[Saved data entries]
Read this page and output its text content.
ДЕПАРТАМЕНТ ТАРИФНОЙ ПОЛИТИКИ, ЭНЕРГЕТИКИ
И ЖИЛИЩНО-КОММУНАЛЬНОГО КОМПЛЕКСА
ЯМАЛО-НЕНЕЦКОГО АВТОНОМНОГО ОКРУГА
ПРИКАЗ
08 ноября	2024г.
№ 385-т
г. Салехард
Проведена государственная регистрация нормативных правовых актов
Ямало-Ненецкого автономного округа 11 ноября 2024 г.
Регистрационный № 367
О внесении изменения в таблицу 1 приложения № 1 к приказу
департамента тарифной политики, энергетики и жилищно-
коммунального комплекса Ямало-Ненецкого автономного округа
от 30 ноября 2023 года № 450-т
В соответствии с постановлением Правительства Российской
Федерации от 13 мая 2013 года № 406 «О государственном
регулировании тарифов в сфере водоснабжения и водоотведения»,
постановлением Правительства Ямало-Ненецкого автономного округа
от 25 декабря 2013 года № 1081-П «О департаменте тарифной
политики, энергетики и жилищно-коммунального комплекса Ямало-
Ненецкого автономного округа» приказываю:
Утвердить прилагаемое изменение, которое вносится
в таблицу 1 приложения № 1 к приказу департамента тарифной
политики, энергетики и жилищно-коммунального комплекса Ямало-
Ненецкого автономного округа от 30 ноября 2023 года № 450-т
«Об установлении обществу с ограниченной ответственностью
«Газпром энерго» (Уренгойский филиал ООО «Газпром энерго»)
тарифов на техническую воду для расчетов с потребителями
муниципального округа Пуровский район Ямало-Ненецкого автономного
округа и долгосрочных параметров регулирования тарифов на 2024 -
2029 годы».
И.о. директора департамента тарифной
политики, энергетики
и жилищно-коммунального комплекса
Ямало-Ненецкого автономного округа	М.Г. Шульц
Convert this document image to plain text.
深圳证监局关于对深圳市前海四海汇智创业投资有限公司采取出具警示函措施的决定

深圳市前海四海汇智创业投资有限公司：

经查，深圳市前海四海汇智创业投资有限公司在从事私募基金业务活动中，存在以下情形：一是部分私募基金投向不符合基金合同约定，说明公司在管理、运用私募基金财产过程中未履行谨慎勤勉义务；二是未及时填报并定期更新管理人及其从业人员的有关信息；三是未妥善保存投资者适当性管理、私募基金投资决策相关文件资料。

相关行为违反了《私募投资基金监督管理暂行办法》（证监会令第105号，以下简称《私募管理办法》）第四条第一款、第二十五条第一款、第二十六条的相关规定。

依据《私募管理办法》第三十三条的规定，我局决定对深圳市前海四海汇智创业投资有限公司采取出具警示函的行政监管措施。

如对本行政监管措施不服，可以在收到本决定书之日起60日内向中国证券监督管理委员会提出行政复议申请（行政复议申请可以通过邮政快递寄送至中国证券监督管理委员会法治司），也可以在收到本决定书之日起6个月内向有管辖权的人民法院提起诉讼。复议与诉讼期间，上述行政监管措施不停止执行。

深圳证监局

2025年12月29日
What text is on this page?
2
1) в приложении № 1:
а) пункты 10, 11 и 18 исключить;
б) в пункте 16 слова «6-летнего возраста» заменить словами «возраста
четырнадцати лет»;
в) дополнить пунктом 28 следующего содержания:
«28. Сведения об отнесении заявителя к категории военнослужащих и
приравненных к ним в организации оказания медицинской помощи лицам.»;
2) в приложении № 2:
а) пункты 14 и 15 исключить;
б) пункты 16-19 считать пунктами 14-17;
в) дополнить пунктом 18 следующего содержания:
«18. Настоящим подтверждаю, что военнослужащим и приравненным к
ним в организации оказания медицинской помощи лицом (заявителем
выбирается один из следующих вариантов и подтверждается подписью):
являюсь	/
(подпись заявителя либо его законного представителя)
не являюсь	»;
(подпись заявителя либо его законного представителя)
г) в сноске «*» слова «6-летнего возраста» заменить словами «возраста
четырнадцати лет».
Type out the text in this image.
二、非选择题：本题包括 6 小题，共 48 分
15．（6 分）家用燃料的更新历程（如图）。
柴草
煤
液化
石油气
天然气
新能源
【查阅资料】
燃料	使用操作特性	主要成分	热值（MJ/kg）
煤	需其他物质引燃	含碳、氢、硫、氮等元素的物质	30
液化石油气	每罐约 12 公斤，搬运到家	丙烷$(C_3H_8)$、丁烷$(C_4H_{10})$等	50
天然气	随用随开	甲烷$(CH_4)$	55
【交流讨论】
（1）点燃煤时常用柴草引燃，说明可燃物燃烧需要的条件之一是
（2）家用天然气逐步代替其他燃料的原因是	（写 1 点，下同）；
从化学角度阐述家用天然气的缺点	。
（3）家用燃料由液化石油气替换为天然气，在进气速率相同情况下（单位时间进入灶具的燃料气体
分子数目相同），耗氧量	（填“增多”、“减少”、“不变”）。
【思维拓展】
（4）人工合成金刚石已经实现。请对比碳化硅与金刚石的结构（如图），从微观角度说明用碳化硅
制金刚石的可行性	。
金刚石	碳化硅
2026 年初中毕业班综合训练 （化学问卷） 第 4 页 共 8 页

### GIVEN REQUEST
Find every line that has "слова" in it, then return those lines.

### RESPONSE TO THIS TASK
б) в пункте 16 слова «6-летнего возраста» заменить словами «возраста
г) в сноске «*» слова «6-летнего возраста» заменить словами «возраста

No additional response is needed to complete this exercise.